§ **WHAT THE TASK REQUIRES**: In the listing, locate the line containing "Extract all readable text from this page.", then quote it and all following lines exactly. Omit pictures.

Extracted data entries
......

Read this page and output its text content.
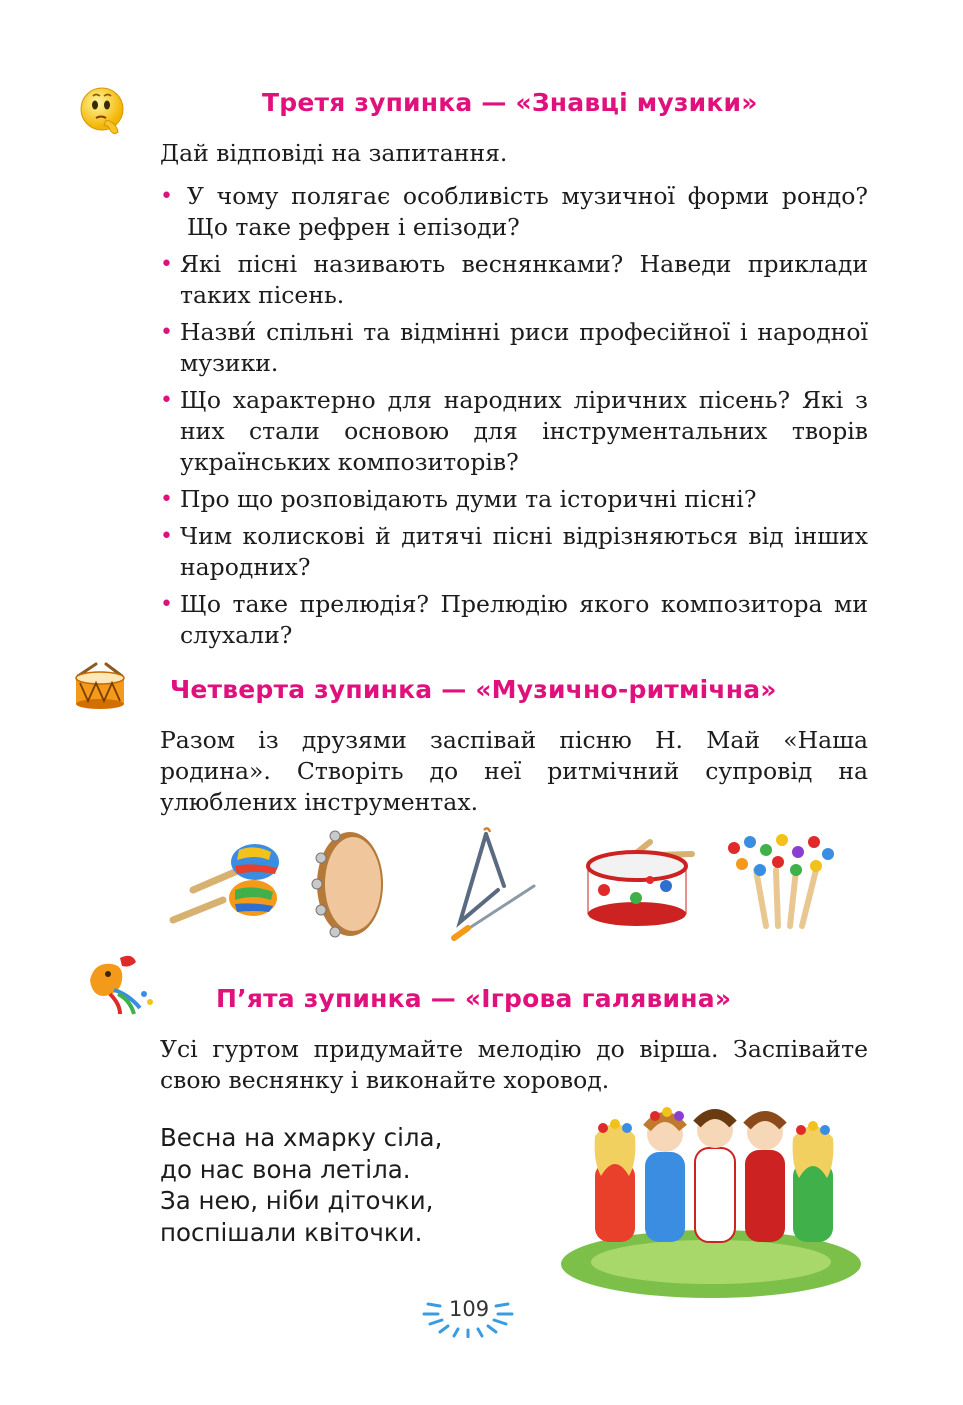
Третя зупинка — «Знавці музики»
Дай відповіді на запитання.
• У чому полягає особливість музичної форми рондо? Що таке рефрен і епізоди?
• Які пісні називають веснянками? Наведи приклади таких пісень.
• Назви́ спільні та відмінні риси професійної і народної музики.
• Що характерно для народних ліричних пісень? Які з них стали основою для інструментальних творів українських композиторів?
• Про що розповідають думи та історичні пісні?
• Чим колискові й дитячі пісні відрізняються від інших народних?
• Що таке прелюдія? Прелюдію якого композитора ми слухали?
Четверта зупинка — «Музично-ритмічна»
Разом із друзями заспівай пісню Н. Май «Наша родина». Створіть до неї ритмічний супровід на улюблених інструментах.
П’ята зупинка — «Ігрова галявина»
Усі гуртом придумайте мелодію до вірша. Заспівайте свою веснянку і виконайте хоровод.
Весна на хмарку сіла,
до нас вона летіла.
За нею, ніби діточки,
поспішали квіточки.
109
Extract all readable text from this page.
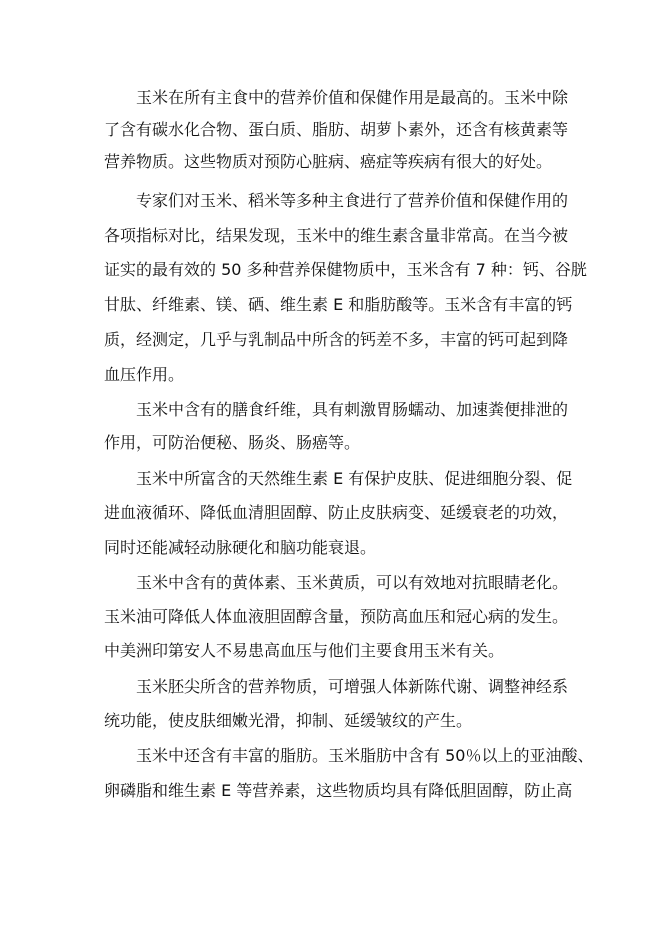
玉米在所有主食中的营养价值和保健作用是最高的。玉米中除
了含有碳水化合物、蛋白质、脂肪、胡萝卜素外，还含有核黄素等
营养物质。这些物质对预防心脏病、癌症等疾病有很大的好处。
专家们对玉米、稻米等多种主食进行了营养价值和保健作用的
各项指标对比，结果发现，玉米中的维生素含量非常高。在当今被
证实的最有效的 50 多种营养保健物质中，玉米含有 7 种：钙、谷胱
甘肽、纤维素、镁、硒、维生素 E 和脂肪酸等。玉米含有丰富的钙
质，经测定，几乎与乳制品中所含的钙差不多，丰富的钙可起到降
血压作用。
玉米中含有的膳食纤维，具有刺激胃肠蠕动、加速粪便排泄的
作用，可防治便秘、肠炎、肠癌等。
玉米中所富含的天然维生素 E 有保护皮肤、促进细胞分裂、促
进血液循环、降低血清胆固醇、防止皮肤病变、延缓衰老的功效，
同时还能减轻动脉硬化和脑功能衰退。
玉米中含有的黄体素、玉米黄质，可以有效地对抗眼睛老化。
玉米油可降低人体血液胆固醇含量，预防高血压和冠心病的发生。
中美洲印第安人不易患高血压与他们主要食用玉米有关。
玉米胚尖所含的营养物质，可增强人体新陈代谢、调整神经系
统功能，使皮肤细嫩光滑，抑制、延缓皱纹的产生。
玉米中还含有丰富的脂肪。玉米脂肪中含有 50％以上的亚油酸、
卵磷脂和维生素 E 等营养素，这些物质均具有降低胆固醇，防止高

......

§ **EXERCISE SOLUTION**:
Extract all readable text from this page.
玉米在所有主食中的营养价值和保健作用是最高的。玉米中除
了含有碳水化合物、蛋白质、脂肪、胡萝卜素外，还含有核黄素等
营养物质。这些物质对预防心脏病、癌症等疾病有很大的好处。
专家们对玉米、稻米等多种主食进行了营养价值和保健作用的
各项指标对比，结果发现，玉米中的维生素含量非常高。在当今被
证实的最有效的 50 多种营养保健物质中，玉米含有 7 种：钙、谷胱
甘肽、纤维素、镁、硒、维生素 E 和脂肪酸等。玉米含有丰富的钙
质，经测定，几乎与乳制品中所含的钙差不多，丰富的钙可起到降
血压作用。
玉米中含有的膳食纤维，具有刺激胃肠蠕动、加速粪便排泄的
作用，可防治便秘、肠炎、肠癌等。
玉米中所富含的天然维生素 E 有保护皮肤、促进细胞分裂、促
进血液循环、降低血清胆固醇、防止皮肤病变、延缓衰老的功效，
同时还能减轻动脉硬化和脑功能衰退。
玉米中含有的黄体素、玉米黄质，可以有效地对抗眼睛老化。
玉米油可降低人体血液胆固醇含量，预防高血压和冠心病的发生。
中美洲印第安人不易患高血压与他们主要食用玉米有关。
玉米胚尖所含的营养物质，可增强人体新陈代谢、调整神经系
统功能，使皮肤细嫩光滑，抑制、延缓皱纹的产生。
玉米中还含有丰富的脂肪。玉米脂肪中含有 50％以上的亚油酸、
卵磷脂和维生素 E 等营养素，这些物质均具有降低胆固醇，防止高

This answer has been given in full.